Supplied records |
— START —
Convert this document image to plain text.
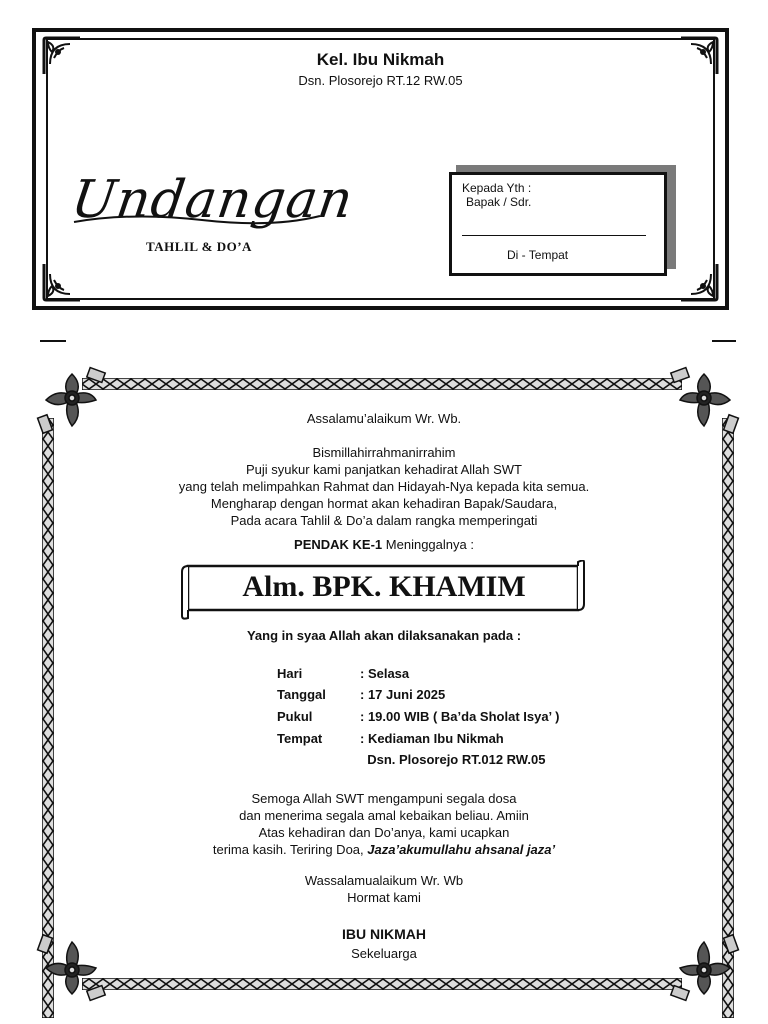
Kel. Ibu Nikmah
Dsn. Plosorejo RT.12 RW.05
Undangan
TAHLIL & DO’A
Kepada Yth :
Bapak / Sdr.
Di - Tempat
Assalamu’alaikum Wr. Wb.
Bismillahirrahmanirrahim
Puji syukur kami panjatkan kehadirat Allah SWT
yang telah melimpahkan Rahmat dan Hidayah-Nya kepada kita semua.
Mengharap dengan hormat akan kehadiran Bapak/Saudara,
Pada acara Tahlil & Do’a dalam rangka memperingati
PENDAK KE-1 Meninggalnya :
Alm. BPK. KHAMIM
Yang in syaa Allah akan dilaksanakan pada :
Hari	: Selasa
Tanggal	: 17 Juni 2025
Pukul	: 19.00 WIB ( Ba’da Sholat Isya’ )
Tempat	: Kediaman Ibu Nikmah
Dsn. Plosorejo RT.012 RW.05
Semoga Allah SWT mengampuni segala dosa
dan menerima segala amal kebaikan beliau. Amiin
Atas kehadiran dan Do’anya, kami ucapkan
terima kasih. Teriring Doa, Jaza’akumullahu ahsanal jaza’
Wassalamualaikum Wr. Wb
Hormat kami
IBU NIKMAH
Sekeluarga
— END —
What is required | Say how many lines in this material hold "Bapak", and say nothing else.

Answer | 2